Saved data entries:

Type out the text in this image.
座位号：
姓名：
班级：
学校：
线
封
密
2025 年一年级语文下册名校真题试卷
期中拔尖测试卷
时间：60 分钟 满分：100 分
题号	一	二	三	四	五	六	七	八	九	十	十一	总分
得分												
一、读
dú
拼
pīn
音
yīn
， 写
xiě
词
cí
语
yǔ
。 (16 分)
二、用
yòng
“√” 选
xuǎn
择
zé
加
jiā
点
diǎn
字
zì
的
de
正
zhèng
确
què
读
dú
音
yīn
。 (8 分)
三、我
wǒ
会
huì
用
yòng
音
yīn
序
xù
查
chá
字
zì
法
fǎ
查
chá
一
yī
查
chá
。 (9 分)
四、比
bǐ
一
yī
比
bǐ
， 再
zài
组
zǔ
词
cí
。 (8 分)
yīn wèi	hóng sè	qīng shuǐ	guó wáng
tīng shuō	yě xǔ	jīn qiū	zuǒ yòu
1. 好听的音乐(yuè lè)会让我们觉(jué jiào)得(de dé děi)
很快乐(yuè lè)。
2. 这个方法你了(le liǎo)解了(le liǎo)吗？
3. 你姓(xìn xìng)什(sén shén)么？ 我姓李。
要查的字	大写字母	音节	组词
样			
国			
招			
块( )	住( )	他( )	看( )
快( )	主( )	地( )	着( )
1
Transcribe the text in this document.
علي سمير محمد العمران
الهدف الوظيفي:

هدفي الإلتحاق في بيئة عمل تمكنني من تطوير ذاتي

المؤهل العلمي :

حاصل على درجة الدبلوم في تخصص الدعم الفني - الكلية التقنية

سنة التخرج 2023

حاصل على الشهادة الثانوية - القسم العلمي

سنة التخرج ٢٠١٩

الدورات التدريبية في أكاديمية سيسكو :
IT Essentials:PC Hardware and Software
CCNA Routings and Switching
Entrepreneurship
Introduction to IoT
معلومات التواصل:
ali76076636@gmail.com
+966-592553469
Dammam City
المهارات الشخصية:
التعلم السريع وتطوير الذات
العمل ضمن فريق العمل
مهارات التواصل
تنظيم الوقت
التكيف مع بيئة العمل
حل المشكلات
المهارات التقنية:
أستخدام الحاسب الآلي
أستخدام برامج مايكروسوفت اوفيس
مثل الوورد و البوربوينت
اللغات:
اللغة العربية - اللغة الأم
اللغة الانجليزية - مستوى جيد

WHAT YOU ARE ASKED TO DO: Extract all of the data above and output it character for character.

CORRECT OUTPUT:
Type out the text in this image.
座位号：
姓名：
班级：
学校：
线
封
密
2025 年一年级语文下册名校真题试卷
期中拔尖测试卷
时间：60 分钟 满分：100 分
题号	一	二	三	四	五	六	七	八	九	十	十一	总分
得分												
一、读
dú
拼
pīn
音
yīn
， 写
xiě
词
cí
语
yǔ
。 (16 分)
二、用
yòng
“√” 选
xuǎn
择
zé
加
jiā
点
diǎn
字
zì
的
de
正
zhèng
确
què
读
dú
音
yīn
。 (8 分)
三、我
wǒ
会
huì
用
yòng
音
yīn
序
xù
查
chá
字
zì
法
fǎ
查
chá
一
yī
查
chá
。 (9 分)
四、比
bǐ
一
yī
比
bǐ
， 再
zài
组
zǔ
词
cí
。 (8 分)
yīn wèi	hóng sè	qīng shuǐ	guó wáng
tīng shuō	yě xǔ	jīn qiū	zuǒ yòu
1. 好听的音乐(yuè lè)会让我们觉(jué jiào)得(de dé děi)
很快乐(yuè lè)。
2. 这个方法你了(le liǎo)解了(le liǎo)吗？
3. 你姓(xìn xìng)什(sén shén)么？ 我姓李。
要查的字	大写字母	音节	组词
样			
国			
招			
块( )	住( )	他( )	看( )
快( )	主( )	地( )	着( )
1
Transcribe the text in this document.
علي سمير محمد العمران
الهدف الوظيفي:

هدفي الإلتحاق في بيئة عمل تمكنني من تطوير ذاتي

المؤهل العلمي :

حاصل على درجة الدبلوم في تخصص الدعم الفني - الكلية التقنية

سنة التخرج 2023

حاصل على الشهادة الثانوية - القسم العلمي

سنة التخرج ٢٠١٩

الدورات التدريبية في أكاديمية سيسكو :
IT Essentials:PC Hardware and Software
CCNA Routings and Switching
Entrepreneurship
Introduction to IoT
معلومات التواصل:
ali76076636@gmail.com
+966-592553469
Dammam City
المهارات الشخصية:
التعلم السريع وتطوير الذات
العمل ضمن فريق العمل
مهارات التواصل
تنظيم الوقت
التكيف مع بيئة العمل
حل المشكلات
المهارات التقنية:
أستخدام الحاسب الآلي
أستخدام برامج مايكروسوفت اوفيس
مثل الوورد و البوربوينت
اللغات:
اللغة العربية - اللغة الأم
اللغة الانجليزية - مستوى جيد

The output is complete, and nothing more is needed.